__Aim__
Leave out the pictures and copy the remaining records exactly.

## start

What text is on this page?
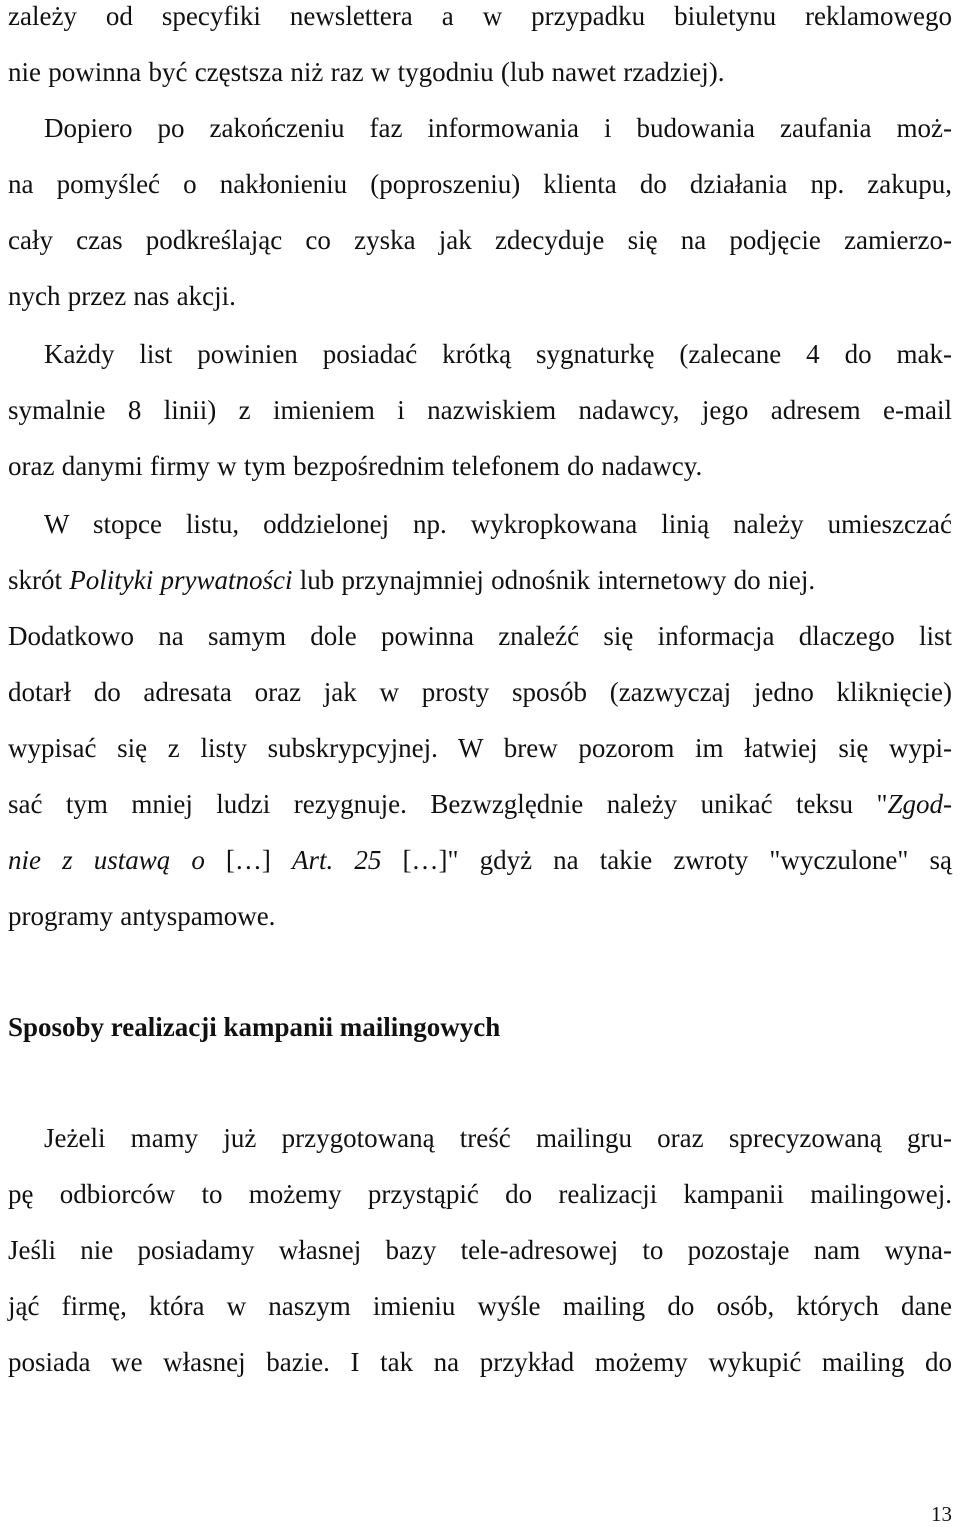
zależy od specyfiki newslettera a w przypadku biuletynu reklamowego
nie powinna być częstsza niż raz w tygodniu (lub nawet rzadziej).
Dopiero po zakończeniu faz informowania i budowania zaufania moż-
na pomyśleć o nakłonieniu (poproszeniu) klienta do działania np. zakupu,
cały czas podkreślając co zyska jak zdecyduje się na podjęcie zamierzo-
nych przez nas akcji.
Każdy list powinien posiadać krótką sygnaturkę (zalecane 4 do mak-
symalnie 8 linii) z imieniem i nazwiskiem nadawcy, jego adresem e-mail
oraz danymi firmy w tym bezpośrednim telefonem do nadawcy.
W stopce listu, oddzielonej np. wykropkowana linią należy umieszczać
skrót Polityki prywatności lub przynajmniej odnośnik internetowy do niej.
Dodatkowo na samym dole powinna znaleźć się informacja dlaczego list
dotarł do adresata oraz jak w prosty sposób (zazwyczaj jedno kliknięcie)
wypisać się z listy subskrypcyjnej. W brew pozorom im łatwiej się wypi-
sać tym mniej ludzi rezygnuje. Bezwzględnie należy unikać teksu "Zgod-
nie z ustawą o […] Art. 25 […]" gdyż na takie zwroty "wyczulone" są
programy antyspamowe.
Sposoby realizacji kampanii mailingowych
Jeżeli mamy już przygotowaną treść mailingu oraz sprecyzowaną gru-
pę odbiorców to możemy przystąpić do realizacji kampanii mailingowej.
Jeśli nie posiadamy własnej bazy tele-adresowej to pozostaje nam wyna-
jąć firmę, która w naszym imieniu wyśle mailing do osób, których dane
posiada we własnej bazie. I tak na przykład możemy wykupić mailing do
13
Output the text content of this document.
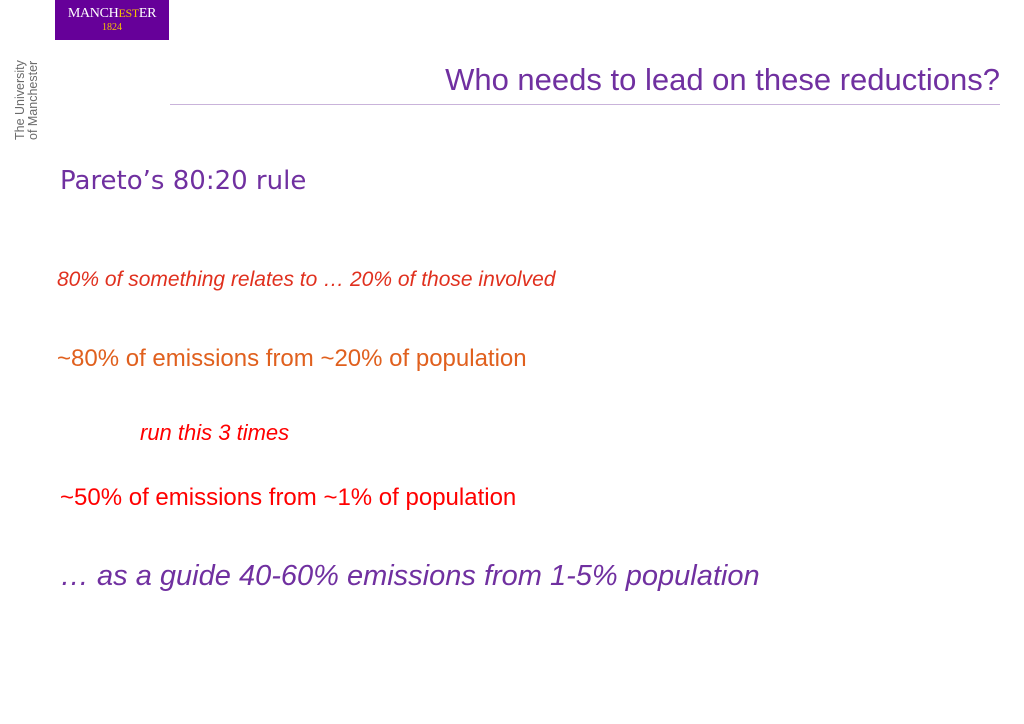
MANCHESTER
1824
The University of Manchester	Who needs to lead on these reductions?
Pareto’s 80:20 rule

80% of something relates to … 20% of those involved

~80% of emissions from ~20% of population

run this 3 times

~50% of emissions from ~1% of population

… as a guide 40-60% emissions from 1-5% population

## end

__Exercise response__
What text is on this page?
zależy od specyfiki newslettera a w przypadku biuletynu reklamowego
nie powinna być częstsza niż raz w tygodniu (lub nawet rzadziej).
Dopiero po zakończeniu faz informowania i budowania zaufania moż-
na pomyśleć o nakłonieniu (poproszeniu) klienta do działania np. zakupu,
cały czas podkreślając co zyska jak zdecyduje się na podjęcie zamierzo-
nych przez nas akcji.
Każdy list powinien posiadać krótką sygnaturkę (zalecane 4 do mak-
symalnie 8 linii) z imieniem i nazwiskiem nadawcy, jego adresem e-mail
oraz danymi firmy w tym bezpośrednim telefonem do nadawcy.
W stopce listu, oddzielonej np. wykropkowana linią należy umieszczać
skrót Polityki prywatności lub przynajmniej odnośnik internetowy do niej.
Dodatkowo na samym dole powinna znaleźć się informacja dlaczego list
dotarł do adresata oraz jak w prosty sposób (zazwyczaj jedno kliknięcie)
wypisać się z listy subskrypcyjnej. W brew pozorom im łatwiej się wypi-
sać tym mniej ludzi rezygnuje. Bezwzględnie należy unikać teksu "Zgod-
nie z ustawą o […] Art. 25 […]" gdyż na takie zwroty "wyczulone" są
programy antyspamowe.
Sposoby realizacji kampanii mailingowych
Jeżeli mamy już przygotowaną treść mailingu oraz sprecyzowaną gru-
pę odbiorców to możemy przystąpić do realizacji kampanii mailingowej.
Jeśli nie posiadamy własnej bazy tele-adresowej to pozostaje nam wyna-
jąć firmę, która w naszym imieniu wyśle mailing do osób, których dane
posiada we własnej bazie. I tak na przykład możemy wykupić mailing do
13
Output the text content of this document.
MANCHESTER
1824
The University of Manchester	Who needs to lead on these reductions?
Pareto’s 80:20 rule

80% of something relates to … 20% of those involved

~80% of emissions from ~20% of population

run this 3 times

~50% of emissions from ~1% of population

… as a guide 40-60% emissions from 1-5% population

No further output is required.